| PROVIDED TEXT |
┌────────

Brain Chip Detects Electrical Pulses, Chemicals

Neurons use electrical pulses and chemicals to communicate with each other. Analyzing both is critical for studying brain function and spotting brain diseases, but today’s implants can measure only one or the other. Researchers have now made a multifunctional brain chip that can measure both electrical charges and neurochemicals in the brain and inject drugs in real-time. They tested the chip, which is smaller than a U.S. quarter-dollar coin, in live mice.

Measuring the concentration of neurotransmitters, the chemicals that transmit signals between neurons, can give pivotal insights into brain function. But measuring these neurotransmitter levels today (without innovations such as the brain chip) requires inserting a probe with a fluidic channel into the brain to collect brain fluid, which is analyzed using techniques like spectroscopy. That’s slow, and the millimeter-wide probes can cause tissue damage. Recording the brain’s electrical signals is more straightforward using ultrathin flexible polymer-based neural probes implanted in target brain regions or metal electrodes attached to the scalp.

Brain chip devices that can simultaneously measure electrical and neurochemical signals are hard to come by. One group recently reported tiny MEMS-based sampling devices that collect extracellular fluid without damaging tissue, but these devices cannot record electrical signals. Deciphering the quantitative relationships between those two signals in vivo would be valuable for neuroscience studies.

└────────

| ENTRIES SHOWN |

┌────────

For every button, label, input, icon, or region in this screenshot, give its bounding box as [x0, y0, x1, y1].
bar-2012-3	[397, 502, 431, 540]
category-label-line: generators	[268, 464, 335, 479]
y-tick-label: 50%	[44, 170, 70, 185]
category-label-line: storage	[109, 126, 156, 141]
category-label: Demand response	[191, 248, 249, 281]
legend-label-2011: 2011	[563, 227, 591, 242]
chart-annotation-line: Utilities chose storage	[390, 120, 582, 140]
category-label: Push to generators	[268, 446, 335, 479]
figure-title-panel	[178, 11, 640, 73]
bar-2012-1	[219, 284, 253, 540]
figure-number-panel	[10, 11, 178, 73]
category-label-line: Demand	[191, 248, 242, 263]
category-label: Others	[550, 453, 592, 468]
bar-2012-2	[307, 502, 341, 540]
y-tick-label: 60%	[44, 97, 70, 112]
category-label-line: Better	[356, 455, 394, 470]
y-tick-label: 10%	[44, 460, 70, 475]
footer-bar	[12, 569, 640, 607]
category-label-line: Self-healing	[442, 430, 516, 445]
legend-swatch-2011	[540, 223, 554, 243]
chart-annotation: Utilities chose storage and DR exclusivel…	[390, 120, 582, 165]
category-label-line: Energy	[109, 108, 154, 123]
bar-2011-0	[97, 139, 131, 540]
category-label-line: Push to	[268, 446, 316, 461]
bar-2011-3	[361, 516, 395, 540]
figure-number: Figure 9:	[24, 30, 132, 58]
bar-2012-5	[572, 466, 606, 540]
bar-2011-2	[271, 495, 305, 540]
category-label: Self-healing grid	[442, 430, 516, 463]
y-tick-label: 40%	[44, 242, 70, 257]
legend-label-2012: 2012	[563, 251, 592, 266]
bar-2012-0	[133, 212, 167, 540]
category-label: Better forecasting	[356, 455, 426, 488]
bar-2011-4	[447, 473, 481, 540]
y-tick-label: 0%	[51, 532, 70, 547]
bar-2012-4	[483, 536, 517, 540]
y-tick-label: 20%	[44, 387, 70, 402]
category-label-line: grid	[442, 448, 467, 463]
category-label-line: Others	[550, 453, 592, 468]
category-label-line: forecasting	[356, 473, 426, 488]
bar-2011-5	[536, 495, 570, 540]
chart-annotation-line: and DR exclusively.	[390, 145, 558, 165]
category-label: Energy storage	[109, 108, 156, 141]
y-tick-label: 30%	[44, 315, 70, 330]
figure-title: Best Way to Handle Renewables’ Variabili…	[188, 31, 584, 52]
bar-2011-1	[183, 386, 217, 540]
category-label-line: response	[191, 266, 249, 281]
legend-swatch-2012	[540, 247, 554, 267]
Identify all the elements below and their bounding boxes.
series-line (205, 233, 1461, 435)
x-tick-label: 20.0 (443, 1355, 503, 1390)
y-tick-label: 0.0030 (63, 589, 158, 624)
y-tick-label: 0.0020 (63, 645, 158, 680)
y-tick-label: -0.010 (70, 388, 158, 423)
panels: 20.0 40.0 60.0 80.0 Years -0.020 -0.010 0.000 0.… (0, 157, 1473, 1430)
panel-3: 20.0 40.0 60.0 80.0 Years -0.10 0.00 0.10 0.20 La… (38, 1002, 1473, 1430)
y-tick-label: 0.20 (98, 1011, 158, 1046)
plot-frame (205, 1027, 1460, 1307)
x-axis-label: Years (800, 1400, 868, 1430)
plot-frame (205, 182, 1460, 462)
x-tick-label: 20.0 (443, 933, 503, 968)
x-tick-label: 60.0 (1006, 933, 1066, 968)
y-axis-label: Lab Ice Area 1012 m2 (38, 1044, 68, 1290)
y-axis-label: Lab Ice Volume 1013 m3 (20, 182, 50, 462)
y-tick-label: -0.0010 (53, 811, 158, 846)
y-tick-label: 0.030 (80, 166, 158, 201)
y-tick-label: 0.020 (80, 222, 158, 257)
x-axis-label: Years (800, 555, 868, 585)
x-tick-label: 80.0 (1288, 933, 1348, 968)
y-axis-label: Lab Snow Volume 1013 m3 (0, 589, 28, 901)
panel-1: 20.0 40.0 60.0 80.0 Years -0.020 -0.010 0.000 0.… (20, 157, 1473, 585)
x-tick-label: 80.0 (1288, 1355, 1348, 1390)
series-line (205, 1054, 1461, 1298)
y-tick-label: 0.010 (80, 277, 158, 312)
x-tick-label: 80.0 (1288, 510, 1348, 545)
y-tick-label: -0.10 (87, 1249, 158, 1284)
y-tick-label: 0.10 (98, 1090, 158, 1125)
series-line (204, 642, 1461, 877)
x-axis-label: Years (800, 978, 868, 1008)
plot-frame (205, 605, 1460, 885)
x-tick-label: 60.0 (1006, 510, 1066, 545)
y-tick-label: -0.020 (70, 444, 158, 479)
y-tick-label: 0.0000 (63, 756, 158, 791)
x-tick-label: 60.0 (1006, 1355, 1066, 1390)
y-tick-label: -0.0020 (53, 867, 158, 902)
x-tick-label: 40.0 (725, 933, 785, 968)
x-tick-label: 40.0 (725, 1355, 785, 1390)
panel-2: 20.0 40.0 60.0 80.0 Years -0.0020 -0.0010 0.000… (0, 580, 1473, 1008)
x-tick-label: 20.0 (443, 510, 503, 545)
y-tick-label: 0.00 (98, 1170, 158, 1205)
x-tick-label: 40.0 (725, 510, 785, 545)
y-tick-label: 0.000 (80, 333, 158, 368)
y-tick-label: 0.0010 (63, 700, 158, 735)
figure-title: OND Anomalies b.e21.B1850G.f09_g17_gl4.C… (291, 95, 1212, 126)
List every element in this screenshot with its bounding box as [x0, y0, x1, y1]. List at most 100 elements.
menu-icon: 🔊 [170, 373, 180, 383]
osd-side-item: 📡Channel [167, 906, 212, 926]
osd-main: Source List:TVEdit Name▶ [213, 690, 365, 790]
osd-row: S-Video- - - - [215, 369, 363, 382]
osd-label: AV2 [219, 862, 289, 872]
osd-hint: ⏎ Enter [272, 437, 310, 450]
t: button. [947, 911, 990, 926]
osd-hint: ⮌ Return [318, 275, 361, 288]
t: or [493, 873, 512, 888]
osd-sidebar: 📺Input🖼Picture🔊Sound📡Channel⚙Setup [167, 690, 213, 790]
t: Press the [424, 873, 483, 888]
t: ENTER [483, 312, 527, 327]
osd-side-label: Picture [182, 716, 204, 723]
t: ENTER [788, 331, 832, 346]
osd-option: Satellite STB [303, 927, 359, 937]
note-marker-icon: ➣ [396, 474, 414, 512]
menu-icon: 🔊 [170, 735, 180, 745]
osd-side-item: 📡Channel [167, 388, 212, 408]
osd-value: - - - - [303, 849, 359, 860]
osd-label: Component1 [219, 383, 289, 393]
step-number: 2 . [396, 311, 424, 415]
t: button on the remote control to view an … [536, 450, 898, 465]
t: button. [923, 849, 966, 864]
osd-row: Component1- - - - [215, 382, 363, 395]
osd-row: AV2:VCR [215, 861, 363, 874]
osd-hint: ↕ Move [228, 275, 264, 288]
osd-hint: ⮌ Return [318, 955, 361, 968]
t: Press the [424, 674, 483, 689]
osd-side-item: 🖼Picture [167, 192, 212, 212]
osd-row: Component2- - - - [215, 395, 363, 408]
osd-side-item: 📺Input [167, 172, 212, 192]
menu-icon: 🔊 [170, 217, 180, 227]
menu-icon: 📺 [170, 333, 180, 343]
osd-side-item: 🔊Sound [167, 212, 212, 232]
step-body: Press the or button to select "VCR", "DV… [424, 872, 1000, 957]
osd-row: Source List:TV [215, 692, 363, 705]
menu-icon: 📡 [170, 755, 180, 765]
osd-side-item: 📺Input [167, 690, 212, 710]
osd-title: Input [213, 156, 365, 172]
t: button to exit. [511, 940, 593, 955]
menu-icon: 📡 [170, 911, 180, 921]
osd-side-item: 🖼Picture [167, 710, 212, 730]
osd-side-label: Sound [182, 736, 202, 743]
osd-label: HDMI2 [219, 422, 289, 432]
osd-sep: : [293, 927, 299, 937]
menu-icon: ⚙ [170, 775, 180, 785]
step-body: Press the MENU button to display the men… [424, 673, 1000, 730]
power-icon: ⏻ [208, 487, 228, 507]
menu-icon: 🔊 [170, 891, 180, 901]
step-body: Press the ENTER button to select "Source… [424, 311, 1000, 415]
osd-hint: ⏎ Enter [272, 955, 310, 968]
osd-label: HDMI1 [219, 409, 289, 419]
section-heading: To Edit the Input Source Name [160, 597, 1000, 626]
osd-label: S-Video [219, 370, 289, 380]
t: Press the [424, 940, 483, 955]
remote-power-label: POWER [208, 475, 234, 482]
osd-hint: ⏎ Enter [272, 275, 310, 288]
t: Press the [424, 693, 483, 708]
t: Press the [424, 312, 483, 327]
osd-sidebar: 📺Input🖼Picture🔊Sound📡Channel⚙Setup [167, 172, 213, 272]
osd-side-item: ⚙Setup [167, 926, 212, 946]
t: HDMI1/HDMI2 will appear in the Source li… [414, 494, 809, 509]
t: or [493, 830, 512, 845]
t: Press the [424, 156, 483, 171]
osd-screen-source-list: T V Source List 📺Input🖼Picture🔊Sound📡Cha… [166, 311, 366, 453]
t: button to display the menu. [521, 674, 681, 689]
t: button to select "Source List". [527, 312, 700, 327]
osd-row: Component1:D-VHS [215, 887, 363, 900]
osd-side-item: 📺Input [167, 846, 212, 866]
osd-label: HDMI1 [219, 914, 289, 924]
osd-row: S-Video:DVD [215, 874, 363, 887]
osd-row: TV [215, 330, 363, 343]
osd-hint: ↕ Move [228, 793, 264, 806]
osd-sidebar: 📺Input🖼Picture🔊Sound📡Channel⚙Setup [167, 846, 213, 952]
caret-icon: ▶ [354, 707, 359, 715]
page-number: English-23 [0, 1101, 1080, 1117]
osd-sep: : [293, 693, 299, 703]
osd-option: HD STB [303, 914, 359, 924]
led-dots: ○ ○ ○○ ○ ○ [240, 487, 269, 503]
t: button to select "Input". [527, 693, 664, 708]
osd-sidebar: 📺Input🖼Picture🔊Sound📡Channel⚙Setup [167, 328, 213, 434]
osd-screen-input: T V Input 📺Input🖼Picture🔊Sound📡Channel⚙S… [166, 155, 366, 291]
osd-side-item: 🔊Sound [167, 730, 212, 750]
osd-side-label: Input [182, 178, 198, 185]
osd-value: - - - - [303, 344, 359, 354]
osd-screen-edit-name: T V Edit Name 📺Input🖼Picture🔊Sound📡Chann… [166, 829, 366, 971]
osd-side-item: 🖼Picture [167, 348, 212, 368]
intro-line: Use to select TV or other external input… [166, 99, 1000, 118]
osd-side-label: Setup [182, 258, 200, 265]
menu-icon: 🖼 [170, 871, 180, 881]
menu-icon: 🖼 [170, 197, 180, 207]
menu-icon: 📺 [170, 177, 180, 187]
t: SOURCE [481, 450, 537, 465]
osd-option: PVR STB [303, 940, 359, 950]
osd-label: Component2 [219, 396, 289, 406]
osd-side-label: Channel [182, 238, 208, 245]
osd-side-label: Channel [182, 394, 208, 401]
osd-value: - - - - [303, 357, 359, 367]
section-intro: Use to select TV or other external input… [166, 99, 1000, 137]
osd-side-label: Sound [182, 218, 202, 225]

└────────

| WHAT THE TASK REQUIRES |
Using the brain chip article above the entries, say whether each statement agrees with it. Answer yes or no for each and quote the words of the article that decide it. (a) The chip was tested in live mice. (b) Current implants can measure both electrical pulses and chemicals. (c) The MEMS-based sampling devices can record electrical signals.

| OUTPUT OF THE TASK |
(a) Yes: "They tested the chip, which is smaller than a U.S. quarter-dollar coin, in live mice."
(b) No: "today’s implants can measure only one or the other."
(c) No: "but these devices cannot record electrical signals."